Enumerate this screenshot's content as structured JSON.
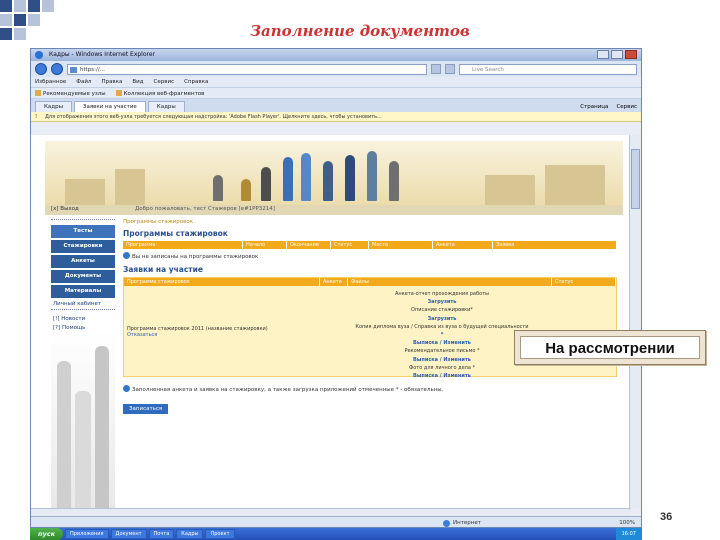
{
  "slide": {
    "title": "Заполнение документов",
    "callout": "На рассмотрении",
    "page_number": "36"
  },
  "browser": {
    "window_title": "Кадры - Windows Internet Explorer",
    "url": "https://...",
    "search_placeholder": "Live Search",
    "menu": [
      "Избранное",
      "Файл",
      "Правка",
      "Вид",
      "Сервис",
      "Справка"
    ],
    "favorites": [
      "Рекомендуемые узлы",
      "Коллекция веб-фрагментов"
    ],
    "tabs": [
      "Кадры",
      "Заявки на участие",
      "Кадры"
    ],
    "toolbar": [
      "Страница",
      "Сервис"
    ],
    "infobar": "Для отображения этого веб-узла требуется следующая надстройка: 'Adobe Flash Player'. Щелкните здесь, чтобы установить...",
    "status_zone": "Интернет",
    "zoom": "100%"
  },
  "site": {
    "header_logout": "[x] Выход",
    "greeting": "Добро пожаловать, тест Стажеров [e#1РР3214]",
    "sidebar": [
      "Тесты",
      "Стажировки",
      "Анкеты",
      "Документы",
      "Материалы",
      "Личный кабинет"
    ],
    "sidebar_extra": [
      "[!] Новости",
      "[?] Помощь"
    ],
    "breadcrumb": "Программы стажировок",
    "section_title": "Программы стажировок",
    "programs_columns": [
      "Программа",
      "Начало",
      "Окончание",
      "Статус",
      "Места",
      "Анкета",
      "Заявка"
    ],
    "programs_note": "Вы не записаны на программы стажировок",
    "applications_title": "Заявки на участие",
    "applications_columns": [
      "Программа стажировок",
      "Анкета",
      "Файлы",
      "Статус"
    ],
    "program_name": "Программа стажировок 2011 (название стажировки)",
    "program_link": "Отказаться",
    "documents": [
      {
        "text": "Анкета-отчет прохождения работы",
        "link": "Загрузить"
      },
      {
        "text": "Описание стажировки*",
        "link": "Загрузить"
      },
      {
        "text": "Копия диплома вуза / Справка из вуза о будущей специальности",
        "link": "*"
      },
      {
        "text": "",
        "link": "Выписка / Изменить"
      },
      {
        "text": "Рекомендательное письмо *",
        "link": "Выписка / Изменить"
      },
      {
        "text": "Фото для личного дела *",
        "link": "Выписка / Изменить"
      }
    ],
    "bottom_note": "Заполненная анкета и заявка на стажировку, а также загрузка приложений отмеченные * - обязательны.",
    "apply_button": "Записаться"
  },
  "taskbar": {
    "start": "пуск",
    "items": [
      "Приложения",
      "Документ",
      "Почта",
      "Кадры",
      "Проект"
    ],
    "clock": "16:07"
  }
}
■ ■ ■ ■
• [What you are asked to do]
Go through the material and copy out every line with "Справка" in it.

• [Solution to the problem]
      "Справка"
        "text": "Копия диплома вуза / Справка из вуза о будущей специальности",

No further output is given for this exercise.